Records from a dataset

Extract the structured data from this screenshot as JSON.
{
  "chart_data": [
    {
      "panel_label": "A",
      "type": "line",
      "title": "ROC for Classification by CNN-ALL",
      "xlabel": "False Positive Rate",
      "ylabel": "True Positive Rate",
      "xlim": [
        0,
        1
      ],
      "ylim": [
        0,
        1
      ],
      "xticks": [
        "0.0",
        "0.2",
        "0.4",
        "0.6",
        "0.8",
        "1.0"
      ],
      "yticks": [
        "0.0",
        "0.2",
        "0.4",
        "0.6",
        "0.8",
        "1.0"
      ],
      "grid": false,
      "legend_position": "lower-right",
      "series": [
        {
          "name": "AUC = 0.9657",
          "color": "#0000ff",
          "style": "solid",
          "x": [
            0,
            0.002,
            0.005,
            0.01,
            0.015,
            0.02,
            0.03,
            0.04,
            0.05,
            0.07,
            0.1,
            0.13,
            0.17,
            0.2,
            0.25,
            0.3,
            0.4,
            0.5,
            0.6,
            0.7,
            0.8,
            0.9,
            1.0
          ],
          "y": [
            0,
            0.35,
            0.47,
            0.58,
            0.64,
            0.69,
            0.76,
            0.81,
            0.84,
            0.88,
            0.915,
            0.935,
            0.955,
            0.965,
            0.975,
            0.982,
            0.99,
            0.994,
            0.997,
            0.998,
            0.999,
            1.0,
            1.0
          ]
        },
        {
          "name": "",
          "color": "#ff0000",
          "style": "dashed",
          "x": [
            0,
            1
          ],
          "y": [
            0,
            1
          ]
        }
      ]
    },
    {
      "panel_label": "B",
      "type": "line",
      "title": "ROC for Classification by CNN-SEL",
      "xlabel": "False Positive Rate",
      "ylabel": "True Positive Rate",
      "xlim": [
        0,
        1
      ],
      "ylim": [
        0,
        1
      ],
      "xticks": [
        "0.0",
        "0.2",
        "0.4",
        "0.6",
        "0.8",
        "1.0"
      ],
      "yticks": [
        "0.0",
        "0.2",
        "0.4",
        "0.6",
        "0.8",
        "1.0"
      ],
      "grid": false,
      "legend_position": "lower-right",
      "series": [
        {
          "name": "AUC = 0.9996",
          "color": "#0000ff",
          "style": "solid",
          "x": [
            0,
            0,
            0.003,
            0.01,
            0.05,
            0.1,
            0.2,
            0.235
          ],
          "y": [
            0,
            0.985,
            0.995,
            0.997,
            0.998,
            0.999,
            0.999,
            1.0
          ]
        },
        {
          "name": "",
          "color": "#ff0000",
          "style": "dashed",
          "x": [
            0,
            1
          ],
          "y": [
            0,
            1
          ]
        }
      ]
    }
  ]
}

**OBJECTIVE**: Above are some records; extract every one of them exactly.

**RESULT OF THIS EXERCISE**:
Extract the structured data from this screenshot as JSON.
{
  "chart_data": [
    {
      "panel_label": "A",
      "type": "line",
      "title": "ROC for Classification by CNN-ALL",
      "xlabel": "False Positive Rate",
      "ylabel": "True Positive Rate",
      "xlim": [
        0,
        1
      ],
      "ylim": [
        0,
        1
      ],
      "xticks": [
        "0.0",
        "0.2",
        "0.4",
        "0.6",
        "0.8",
        "1.0"
      ],
      "yticks": [
        "0.0",
        "0.2",
        "0.4",
        "0.6",
        "0.8",
        "1.0"
      ],
      "grid": false,
      "legend_position": "lower-right",
      "series": [
        {
          "name": "AUC = 0.9657",
          "color": "#0000ff",
          "style": "solid",
          "x": [
            0,
            0.002,
            0.005,
            0.01,
            0.015,
            0.02,
            0.03,
            0.04,
            0.05,
            0.07,
            0.1,
            0.13,
            0.17,
            0.2,
            0.25,
            0.3,
            0.4,
            0.5,
            0.6,
            0.7,
            0.8,
            0.9,
            1.0
          ],
          "y": [
            0,
            0.35,
            0.47,
            0.58,
            0.64,
            0.69,
            0.76,
            0.81,
            0.84,
            0.88,
            0.915,
            0.935,
            0.955,
            0.965,
            0.975,
            0.982,
            0.99,
            0.994,
            0.997,
            0.998,
            0.999,
            1.0,
            1.0
          ]
        },
        {
          "name": "",
          "color": "#ff0000",
          "style": "dashed",
          "x": [
            0,
            1
          ],
          "y": [
            0,
            1
          ]
        }
      ]
    },
    {
      "panel_label": "B",
      "type": "line",
      "title": "ROC for Classification by CNN-SEL",
      "xlabel": "False Positive Rate",
      "ylabel": "True Positive Rate",
      "xlim": [
        0,
        1
      ],
      "ylim": [
        0,
        1
      ],
      "xticks": [
        "0.0",
        "0.2",
        "0.4",
        "0.6",
        "0.8",
        "1.0"
      ],
      "yticks": [
        "0.0",
        "0.2",
        "0.4",
        "0.6",
        "0.8",
        "1.0"
      ],
      "grid": false,
      "legend_position": "lower-right",
      "series": [
        {
          "name": "AUC = 0.9996",
          "color": "#0000ff",
          "style": "solid",
          "x": [
            0,
            0,
            0.003,
            0.01,
            0.05,
            0.1,
            0.2,
            0.235
          ],
          "y": [
            0,
            0.985,
            0.995,
            0.997,
            0.998,
            0.999,
            0.999,
            1.0
          ]
        },
        {
          "name": "",
          "color": "#ff0000",
          "style": "dashed",
          "x": [
            0,
            1
          ],
          "y": [
            0,
            1
          ]
        }
      ]
    }
  ]
}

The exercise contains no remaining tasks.